◆ **DATA FOR THE TASK**:
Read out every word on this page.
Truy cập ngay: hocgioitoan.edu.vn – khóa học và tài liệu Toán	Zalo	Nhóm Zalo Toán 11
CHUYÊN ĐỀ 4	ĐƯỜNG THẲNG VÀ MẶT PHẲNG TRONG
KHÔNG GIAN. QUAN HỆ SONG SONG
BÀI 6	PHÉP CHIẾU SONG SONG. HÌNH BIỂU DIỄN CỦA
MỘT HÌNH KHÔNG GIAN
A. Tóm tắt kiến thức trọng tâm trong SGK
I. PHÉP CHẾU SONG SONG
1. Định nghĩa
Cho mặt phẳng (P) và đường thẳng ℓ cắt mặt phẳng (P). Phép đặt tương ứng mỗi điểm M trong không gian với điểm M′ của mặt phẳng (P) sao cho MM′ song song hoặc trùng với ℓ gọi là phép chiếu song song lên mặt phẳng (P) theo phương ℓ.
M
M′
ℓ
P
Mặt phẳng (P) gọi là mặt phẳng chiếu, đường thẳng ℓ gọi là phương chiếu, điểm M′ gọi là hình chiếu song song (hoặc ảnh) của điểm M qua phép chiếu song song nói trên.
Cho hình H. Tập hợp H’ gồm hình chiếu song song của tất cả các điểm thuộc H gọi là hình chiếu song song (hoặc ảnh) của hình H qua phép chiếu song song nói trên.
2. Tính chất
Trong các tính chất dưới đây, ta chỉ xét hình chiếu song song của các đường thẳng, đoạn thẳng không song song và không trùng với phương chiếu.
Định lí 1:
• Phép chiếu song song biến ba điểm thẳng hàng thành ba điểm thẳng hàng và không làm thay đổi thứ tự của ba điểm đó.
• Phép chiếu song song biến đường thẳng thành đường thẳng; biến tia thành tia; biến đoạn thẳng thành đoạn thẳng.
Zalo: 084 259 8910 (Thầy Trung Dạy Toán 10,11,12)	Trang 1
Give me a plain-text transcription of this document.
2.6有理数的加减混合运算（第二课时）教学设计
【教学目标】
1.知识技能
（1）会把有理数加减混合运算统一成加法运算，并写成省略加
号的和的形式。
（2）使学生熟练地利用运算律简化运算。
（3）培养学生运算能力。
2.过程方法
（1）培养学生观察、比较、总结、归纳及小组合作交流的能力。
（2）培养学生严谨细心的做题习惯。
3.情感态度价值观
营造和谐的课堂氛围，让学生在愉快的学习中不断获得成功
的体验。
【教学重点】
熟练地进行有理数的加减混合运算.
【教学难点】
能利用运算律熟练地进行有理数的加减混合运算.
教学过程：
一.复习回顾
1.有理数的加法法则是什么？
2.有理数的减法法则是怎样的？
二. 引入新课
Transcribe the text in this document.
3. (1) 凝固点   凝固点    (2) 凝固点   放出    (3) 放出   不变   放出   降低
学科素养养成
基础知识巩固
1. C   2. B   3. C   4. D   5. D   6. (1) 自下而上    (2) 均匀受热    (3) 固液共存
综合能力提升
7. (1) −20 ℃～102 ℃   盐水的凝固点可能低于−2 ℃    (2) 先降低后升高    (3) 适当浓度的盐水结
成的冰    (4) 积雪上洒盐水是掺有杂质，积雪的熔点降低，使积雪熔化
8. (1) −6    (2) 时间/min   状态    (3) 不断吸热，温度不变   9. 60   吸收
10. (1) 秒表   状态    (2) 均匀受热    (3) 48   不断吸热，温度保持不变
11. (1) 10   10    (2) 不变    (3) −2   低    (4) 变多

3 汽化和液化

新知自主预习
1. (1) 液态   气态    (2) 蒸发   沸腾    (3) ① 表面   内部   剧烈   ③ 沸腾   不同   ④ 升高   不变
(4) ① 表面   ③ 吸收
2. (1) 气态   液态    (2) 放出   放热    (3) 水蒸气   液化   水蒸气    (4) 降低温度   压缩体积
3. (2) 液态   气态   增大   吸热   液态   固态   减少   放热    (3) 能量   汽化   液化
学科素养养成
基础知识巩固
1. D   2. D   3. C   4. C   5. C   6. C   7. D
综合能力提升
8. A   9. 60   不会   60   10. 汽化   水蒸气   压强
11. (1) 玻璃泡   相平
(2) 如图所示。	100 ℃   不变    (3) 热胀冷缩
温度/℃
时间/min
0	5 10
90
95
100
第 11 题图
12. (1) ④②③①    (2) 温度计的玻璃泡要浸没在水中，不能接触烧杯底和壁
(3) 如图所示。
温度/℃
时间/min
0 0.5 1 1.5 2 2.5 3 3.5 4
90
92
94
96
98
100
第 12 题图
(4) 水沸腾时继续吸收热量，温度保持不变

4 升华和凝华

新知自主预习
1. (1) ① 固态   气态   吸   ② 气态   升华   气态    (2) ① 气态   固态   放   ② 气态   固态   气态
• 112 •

◆ **INSTRUCTION**:
Output the records exactly, including every line.

◆ **OUTPUT FOR THIS EXERCISE**:
Read out every word on this page.
Truy cập ngay: hocgioitoan.edu.vn – khóa học và tài liệu Toán	Zalo	Nhóm Zalo Toán 11
CHUYÊN ĐỀ 4	ĐƯỜNG THẲNG VÀ MẶT PHẲNG TRONG
KHÔNG GIAN. QUAN HỆ SONG SONG
BÀI 6	PHÉP CHIẾU SONG SONG. HÌNH BIỂU DIỄN CỦA
MỘT HÌNH KHÔNG GIAN
A. Tóm tắt kiến thức trọng tâm trong SGK
I. PHÉP CHẾU SONG SONG
1. Định nghĩa
Cho mặt phẳng (P) và đường thẳng ℓ cắt mặt phẳng (P). Phép đặt tương ứng mỗi điểm M trong không gian với điểm M′ của mặt phẳng (P) sao cho MM′ song song hoặc trùng với ℓ gọi là phép chiếu song song lên mặt phẳng (P) theo phương ℓ.
M
M′
ℓ
P
Mặt phẳng (P) gọi là mặt phẳng chiếu, đường thẳng ℓ gọi là phương chiếu, điểm M′ gọi là hình chiếu song song (hoặc ảnh) của điểm M qua phép chiếu song song nói trên.
Cho hình H. Tập hợp H’ gồm hình chiếu song song của tất cả các điểm thuộc H gọi là hình chiếu song song (hoặc ảnh) của hình H qua phép chiếu song song nói trên.
2. Tính chất
Trong các tính chất dưới đây, ta chỉ xét hình chiếu song song của các đường thẳng, đoạn thẳng không song song và không trùng với phương chiếu.
Định lí 1:
• Phép chiếu song song biến ba điểm thẳng hàng thành ba điểm thẳng hàng và không làm thay đổi thứ tự của ba điểm đó.
• Phép chiếu song song biến đường thẳng thành đường thẳng; biến tia thành tia; biến đoạn thẳng thành đoạn thẳng.
Zalo: 084 259 8910 (Thầy Trung Dạy Toán 10,11,12)	Trang 1
Give me a plain-text transcription of this document.
2.6有理数的加减混合运算（第二课时）教学设计
【教学目标】
1.知识技能
（1）会把有理数加减混合运算统一成加法运算，并写成省略加
号的和的形式。
（2）使学生熟练地利用运算律简化运算。
（3）培养学生运算能力。
2.过程方法
（1）培养学生观察、比较、总结、归纳及小组合作交流的能力。
（2）培养学生严谨细心的做题习惯。
3.情感态度价值观
营造和谐的课堂氛围，让学生在愉快的学习中不断获得成功
的体验。
【教学重点】
熟练地进行有理数的加减混合运算.
【教学难点】
能利用运算律熟练地进行有理数的加减混合运算.
教学过程：
一.复习回顾
1.有理数的加法法则是什么？
2.有理数的减法法则是怎样的？
二. 引入新课
Transcribe the text in this document.
3. (1) 凝固点   凝固点    (2) 凝固点   放出    (3) 放出   不变   放出   降低
学科素养养成
基础知识巩固
1. C   2. B   3. C   4. D   5. D   6. (1) 自下而上    (2) 均匀受热    (3) 固液共存
综合能力提升
7. (1) −20 ℃～102 ℃   盐水的凝固点可能低于−2 ℃    (2) 先降低后升高    (3) 适当浓度的盐水结
成的冰    (4) 积雪上洒盐水是掺有杂质，积雪的熔点降低，使积雪熔化
8. (1) −6    (2) 时间/min   状态    (3) 不断吸热，温度不变   9. 60   吸收
10. (1) 秒表   状态    (2) 均匀受热    (3) 48   不断吸热，温度保持不变
11. (1) 10   10    (2) 不变    (3) −2   低    (4) 变多

3 汽化和液化

新知自主预习
1. (1) 液态   气态    (2) 蒸发   沸腾    (3) ① 表面   内部   剧烈   ③ 沸腾   不同   ④ 升高   不变
(4) ① 表面   ③ 吸收
2. (1) 气态   液态    (2) 放出   放热    (3) 水蒸气   液化   水蒸气    (4) 降低温度   压缩体积
3. (2) 液态   气态   增大   吸热   液态   固态   减少   放热    (3) 能量   汽化   液化
学科素养养成
基础知识巩固
1. D   2. D   3. C   4. C   5. C   6. C   7. D
综合能力提升
8. A   9. 60   不会   60   10. 汽化   水蒸气   压强
11. (1) 玻璃泡   相平
(2) 如图所示。	100 ℃   不变    (3) 热胀冷缩
温度/℃
时间/min
0	5 10
90
95
100
第 11 题图
12. (1) ④②③①    (2) 温度计的玻璃泡要浸没在水中，不能接触烧杯底和壁
(3) 如图所示。
温度/℃
时间/min
0 0.5 1 1.5 2 2.5 3 3.5 4
90
92
94
96
98
100
第 12 题图
(4) 水沸腾时继续吸收热量，温度保持不变

4 升华和凝华

新知自主预习
1. (1) ① 固态   气态   吸   ② 气态   升华   气态    (2) ① 气态   固态   放   ② 气态   固态   气态
• 112 •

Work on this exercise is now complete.